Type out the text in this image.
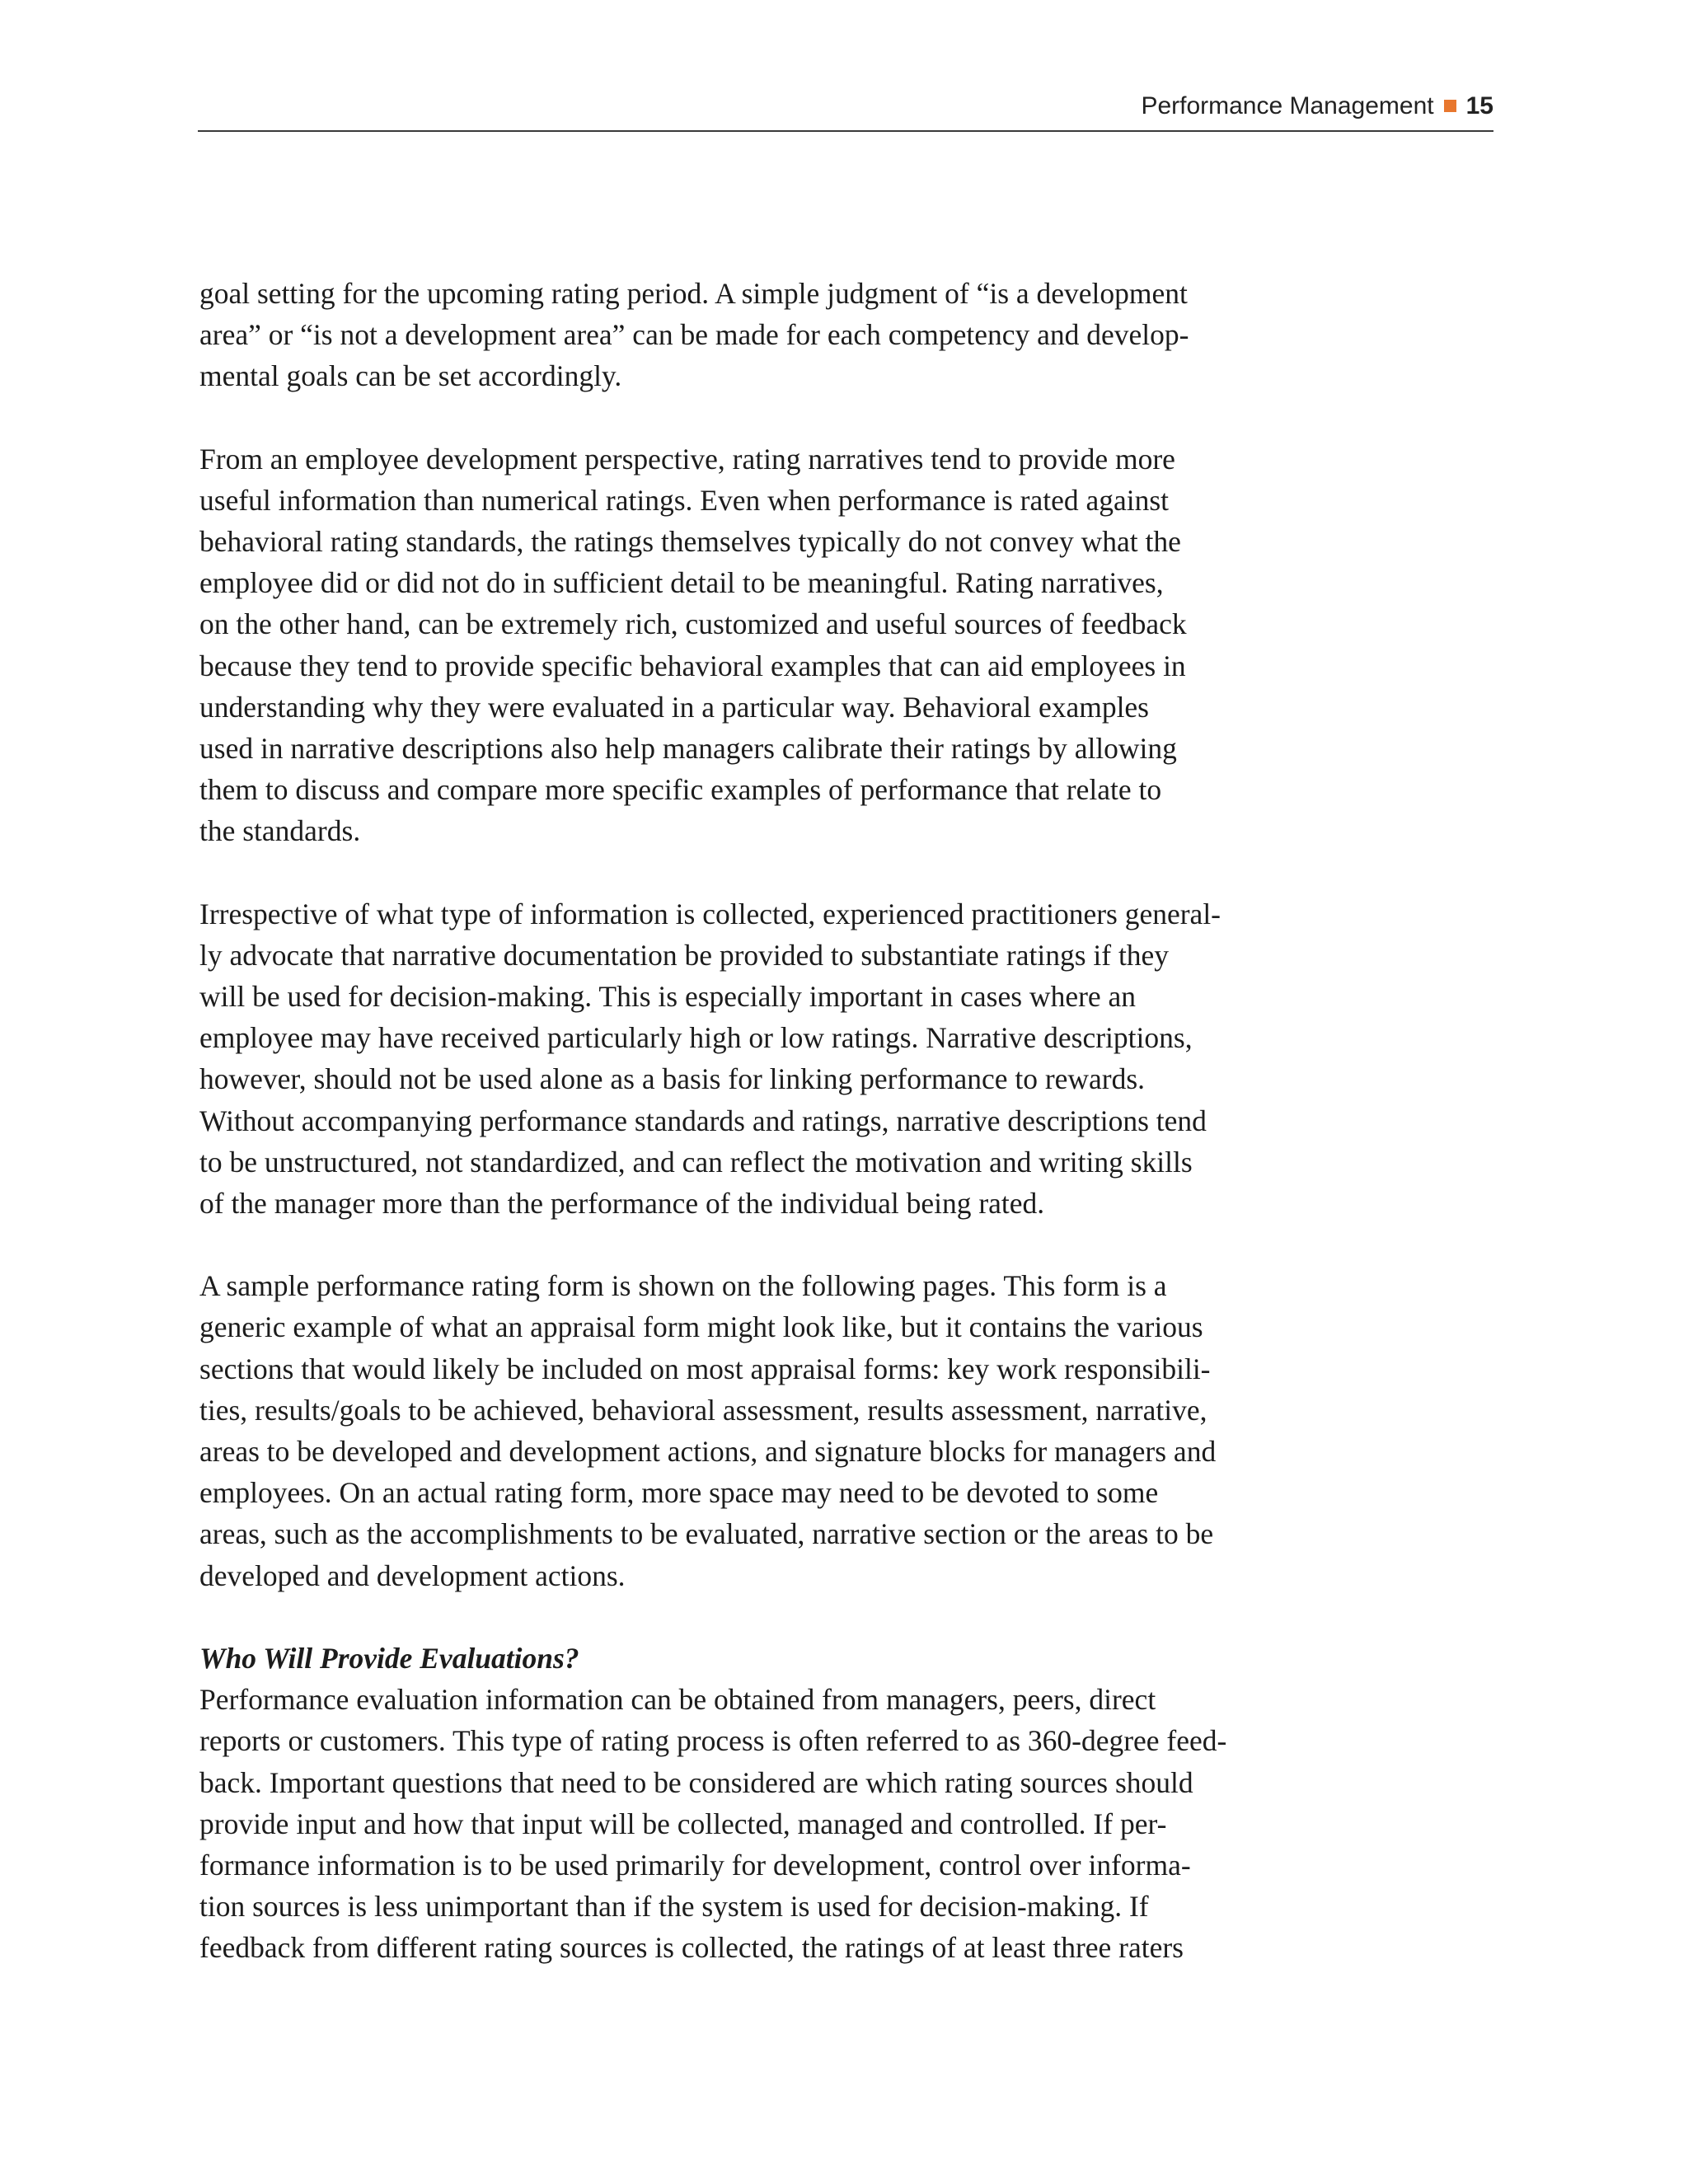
Performance Management 15

goal setting for the upcoming rating period. A simple judgment of “is a development
area” or “is not a development area” can be made for each competency and develop-
mental goals can be set accordingly.

From an employee development perspective, rating narratives tend to provide more
useful information than numerical ratings. Even when performance is rated against
behavioral rating standards, the ratings themselves typically do not convey what the
employee did or did not do in sufficient detail to be meaningful. Rating narratives,
on the other hand, can be extremely rich, customized and useful sources of feedback
because they tend to provide specific behavioral examples that can aid employees in
understanding why they were evaluated in a particular way. Behavioral examples
used in narrative descriptions also help managers calibrate their ratings by allowing
them to discuss and compare more specific examples of performance that relate to
the standards.

Irrespective of what type of information is collected, experienced practitioners general-
ly advocate that narrative documentation be provided to substantiate ratings if they
will be used for decision-making. This is especially important in cases where an
employee may have received particularly high or low ratings. Narrative descriptions,
however, should not be used alone as a basis for linking performance to rewards.
Without accompanying performance standards and ratings, narrative descriptions tend
to be unstructured, not standardized, and can reflect the motivation and writing skills
of the manager more than the performance of the individual being rated.

A sample performance rating form is shown on the following pages. This form is a
generic example of what an appraisal form might look like, but it contains the various
sections that would likely be included on most appraisal forms: key work responsibili-
ties, results/goals to be achieved, behavioral assessment, results assessment, narrative,
areas to be developed and development actions, and signature blocks for managers and
employees. On an actual rating form, more space may need to be devoted to some
areas, such as the accomplishments to be evaluated, narrative section or the areas to be
developed and development actions.

Who Will Provide Evaluations?
Performance evaluation information can be obtained from managers, peers, direct
reports or customers. This type of rating process is often referred to as 360-degree feed-
back. Important questions that need to be considered are which rating sources should
provide input and how that input will be collected, managed and controlled. If per-
formance information is to be used primarily for development, control over informa-
tion sources is less unimportant than if the system is used for decision-making. If
feedback from different rating sources is collected, the ratings of at least three raters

···

→ What you will do: Count the lines in the records above that contain the word "appraisal", and give only the number.

→ The completed task: 2